» **PROBLEM**
Which lines include the word "penetrations"? Copy each of them.

» **DATA LISTING**
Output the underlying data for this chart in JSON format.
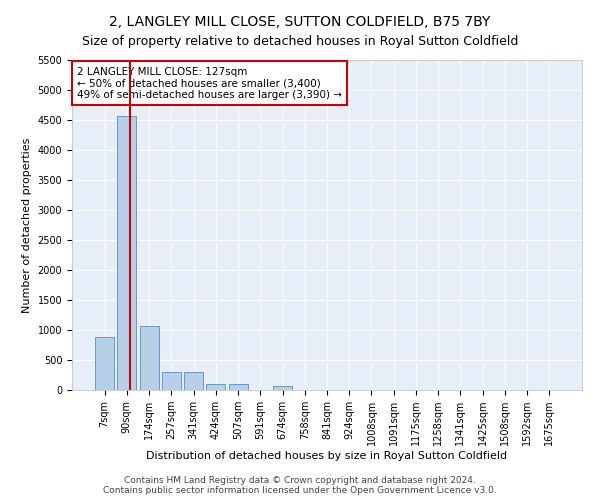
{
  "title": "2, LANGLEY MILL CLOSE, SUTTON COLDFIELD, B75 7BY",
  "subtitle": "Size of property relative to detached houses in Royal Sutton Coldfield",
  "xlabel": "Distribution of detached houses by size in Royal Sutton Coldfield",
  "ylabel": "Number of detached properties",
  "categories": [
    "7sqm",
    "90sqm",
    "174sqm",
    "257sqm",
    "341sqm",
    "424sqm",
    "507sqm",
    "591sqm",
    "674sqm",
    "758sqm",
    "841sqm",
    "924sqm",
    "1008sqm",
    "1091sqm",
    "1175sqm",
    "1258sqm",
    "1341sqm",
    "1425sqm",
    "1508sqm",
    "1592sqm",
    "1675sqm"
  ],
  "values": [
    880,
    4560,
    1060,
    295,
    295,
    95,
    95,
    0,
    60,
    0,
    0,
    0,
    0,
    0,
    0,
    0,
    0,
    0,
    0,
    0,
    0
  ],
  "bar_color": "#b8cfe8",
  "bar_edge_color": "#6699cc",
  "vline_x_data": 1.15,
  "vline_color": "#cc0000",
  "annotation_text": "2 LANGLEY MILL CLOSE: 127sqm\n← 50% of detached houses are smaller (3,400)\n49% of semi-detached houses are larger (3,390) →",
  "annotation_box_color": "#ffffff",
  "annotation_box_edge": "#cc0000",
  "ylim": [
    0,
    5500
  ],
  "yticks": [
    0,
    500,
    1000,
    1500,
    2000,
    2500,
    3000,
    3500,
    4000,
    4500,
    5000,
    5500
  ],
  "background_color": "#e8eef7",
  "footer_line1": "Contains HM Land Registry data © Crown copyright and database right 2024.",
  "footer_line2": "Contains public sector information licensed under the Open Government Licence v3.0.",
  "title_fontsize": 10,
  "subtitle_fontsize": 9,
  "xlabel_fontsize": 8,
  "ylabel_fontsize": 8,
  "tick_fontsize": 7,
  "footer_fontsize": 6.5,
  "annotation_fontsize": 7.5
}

--

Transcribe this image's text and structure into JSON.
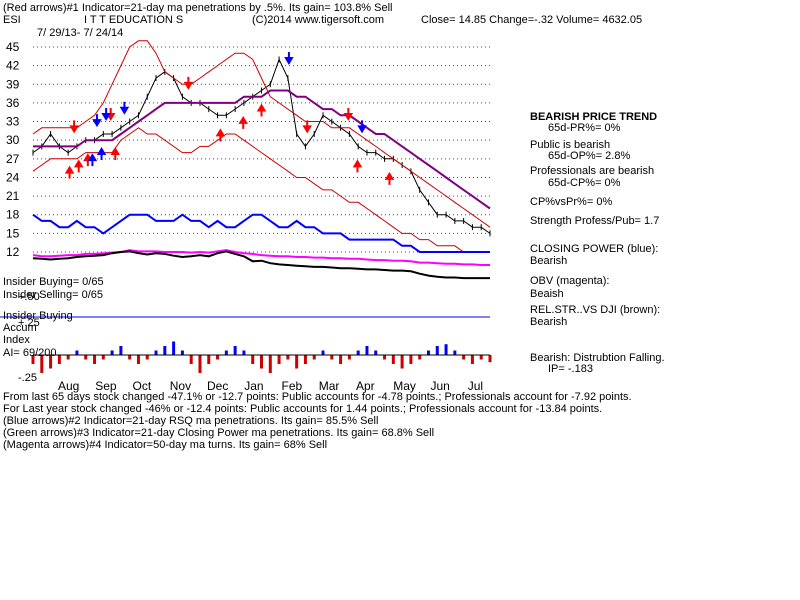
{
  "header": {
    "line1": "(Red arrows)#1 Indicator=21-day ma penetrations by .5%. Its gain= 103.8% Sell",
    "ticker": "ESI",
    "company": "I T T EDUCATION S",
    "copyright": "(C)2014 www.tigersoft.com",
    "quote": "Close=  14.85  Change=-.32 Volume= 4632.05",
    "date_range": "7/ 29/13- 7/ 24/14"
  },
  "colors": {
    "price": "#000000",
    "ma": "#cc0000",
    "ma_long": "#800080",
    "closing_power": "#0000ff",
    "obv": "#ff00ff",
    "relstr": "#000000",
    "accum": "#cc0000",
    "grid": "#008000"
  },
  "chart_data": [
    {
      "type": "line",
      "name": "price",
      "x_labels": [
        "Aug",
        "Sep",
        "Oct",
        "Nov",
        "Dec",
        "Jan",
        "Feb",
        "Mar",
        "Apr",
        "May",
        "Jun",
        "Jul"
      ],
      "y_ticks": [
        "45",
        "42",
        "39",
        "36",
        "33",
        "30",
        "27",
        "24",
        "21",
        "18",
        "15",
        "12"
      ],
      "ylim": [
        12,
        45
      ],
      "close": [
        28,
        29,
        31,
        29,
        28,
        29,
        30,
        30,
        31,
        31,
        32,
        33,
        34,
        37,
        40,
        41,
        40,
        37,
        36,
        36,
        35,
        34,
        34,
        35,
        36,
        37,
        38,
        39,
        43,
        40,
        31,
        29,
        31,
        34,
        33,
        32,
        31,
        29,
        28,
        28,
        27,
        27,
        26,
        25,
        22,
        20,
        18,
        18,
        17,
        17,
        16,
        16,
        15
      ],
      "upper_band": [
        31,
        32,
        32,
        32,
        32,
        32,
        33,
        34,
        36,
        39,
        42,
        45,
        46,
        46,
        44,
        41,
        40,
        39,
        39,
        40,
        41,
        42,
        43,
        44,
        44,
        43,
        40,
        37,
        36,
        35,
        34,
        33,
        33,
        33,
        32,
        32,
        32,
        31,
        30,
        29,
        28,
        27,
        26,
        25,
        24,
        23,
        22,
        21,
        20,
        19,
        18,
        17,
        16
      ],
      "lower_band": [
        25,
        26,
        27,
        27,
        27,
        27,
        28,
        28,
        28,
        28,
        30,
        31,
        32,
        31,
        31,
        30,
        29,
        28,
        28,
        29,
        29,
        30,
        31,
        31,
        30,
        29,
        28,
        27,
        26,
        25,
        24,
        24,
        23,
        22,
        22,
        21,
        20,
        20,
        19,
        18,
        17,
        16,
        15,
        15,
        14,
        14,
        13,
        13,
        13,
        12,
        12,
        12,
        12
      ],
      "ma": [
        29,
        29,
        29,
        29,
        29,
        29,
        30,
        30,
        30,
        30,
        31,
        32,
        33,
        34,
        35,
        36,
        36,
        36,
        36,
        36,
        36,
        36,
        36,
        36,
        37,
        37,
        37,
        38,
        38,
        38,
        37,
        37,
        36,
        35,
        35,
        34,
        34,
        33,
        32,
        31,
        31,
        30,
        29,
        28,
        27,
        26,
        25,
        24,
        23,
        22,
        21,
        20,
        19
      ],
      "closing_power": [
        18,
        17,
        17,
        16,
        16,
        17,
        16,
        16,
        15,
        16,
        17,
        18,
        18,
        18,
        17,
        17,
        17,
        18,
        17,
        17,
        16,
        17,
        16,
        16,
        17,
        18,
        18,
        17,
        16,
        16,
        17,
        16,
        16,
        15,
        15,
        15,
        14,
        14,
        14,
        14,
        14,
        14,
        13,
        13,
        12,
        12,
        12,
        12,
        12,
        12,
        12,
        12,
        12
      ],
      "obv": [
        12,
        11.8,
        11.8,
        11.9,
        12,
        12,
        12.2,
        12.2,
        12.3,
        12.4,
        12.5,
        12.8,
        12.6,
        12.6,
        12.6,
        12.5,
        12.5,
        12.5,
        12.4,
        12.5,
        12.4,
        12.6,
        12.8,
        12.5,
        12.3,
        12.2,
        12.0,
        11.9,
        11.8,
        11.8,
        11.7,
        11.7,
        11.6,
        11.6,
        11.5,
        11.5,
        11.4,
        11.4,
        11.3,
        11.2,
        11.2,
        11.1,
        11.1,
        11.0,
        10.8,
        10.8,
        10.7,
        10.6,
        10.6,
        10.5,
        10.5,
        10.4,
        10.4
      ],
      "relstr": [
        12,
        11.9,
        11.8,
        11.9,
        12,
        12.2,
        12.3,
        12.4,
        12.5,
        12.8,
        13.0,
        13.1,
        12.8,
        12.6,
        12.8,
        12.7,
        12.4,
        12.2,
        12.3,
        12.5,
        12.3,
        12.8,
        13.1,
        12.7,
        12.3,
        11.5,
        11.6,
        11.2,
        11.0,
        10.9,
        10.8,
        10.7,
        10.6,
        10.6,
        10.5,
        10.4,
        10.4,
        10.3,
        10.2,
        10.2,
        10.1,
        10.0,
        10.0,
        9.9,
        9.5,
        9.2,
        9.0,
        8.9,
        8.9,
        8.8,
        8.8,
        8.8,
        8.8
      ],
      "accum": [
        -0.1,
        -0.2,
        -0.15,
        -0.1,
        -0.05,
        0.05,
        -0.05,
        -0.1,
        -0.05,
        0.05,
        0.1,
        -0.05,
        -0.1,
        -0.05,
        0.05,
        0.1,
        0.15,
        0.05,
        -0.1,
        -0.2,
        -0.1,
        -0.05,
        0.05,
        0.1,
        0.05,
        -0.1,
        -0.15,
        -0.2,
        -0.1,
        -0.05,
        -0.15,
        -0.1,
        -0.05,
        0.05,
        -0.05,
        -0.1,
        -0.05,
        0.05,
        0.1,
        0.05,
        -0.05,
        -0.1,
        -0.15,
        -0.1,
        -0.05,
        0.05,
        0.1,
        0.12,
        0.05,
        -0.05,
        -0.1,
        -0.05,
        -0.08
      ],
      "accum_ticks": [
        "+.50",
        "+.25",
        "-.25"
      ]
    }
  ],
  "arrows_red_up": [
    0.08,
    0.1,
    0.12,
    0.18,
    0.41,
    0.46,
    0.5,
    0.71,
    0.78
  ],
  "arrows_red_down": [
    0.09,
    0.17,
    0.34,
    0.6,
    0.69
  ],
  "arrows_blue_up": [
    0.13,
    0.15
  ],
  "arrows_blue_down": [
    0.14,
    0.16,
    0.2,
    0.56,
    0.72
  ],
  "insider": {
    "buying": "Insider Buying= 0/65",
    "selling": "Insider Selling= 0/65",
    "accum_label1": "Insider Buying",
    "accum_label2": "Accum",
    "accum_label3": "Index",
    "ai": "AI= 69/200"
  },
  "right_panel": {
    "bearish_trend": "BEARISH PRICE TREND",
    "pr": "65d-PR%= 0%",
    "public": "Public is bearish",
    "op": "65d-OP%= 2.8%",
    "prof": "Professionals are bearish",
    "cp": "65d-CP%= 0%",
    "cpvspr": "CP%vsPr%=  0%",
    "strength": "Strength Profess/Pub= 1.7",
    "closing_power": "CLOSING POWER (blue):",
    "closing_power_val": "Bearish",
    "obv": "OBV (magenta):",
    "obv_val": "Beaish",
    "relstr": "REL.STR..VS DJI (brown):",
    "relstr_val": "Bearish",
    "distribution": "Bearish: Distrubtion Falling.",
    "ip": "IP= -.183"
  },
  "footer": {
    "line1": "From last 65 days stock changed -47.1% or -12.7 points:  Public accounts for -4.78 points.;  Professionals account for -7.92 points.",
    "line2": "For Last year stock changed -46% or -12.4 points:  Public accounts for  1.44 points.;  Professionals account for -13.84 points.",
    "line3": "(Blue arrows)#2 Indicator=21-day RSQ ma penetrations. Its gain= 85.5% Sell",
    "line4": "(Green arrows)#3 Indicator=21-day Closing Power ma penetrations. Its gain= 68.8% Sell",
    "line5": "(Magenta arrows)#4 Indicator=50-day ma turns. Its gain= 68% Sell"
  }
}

» **SOLUTION**
    "line1": "(Red arrows)#1 Indicator=21-day ma penetrations by .5%. Its gain= 103.8% Sell",
    "line3": "(Blue arrows)#2 Indicator=21-day RSQ ma penetrations. Its gain= 85.5% Sell",
    "line4": "(Green arrows)#3 Indicator=21-day Closing Power ma penetrations. Its gain= 68.8% Sell",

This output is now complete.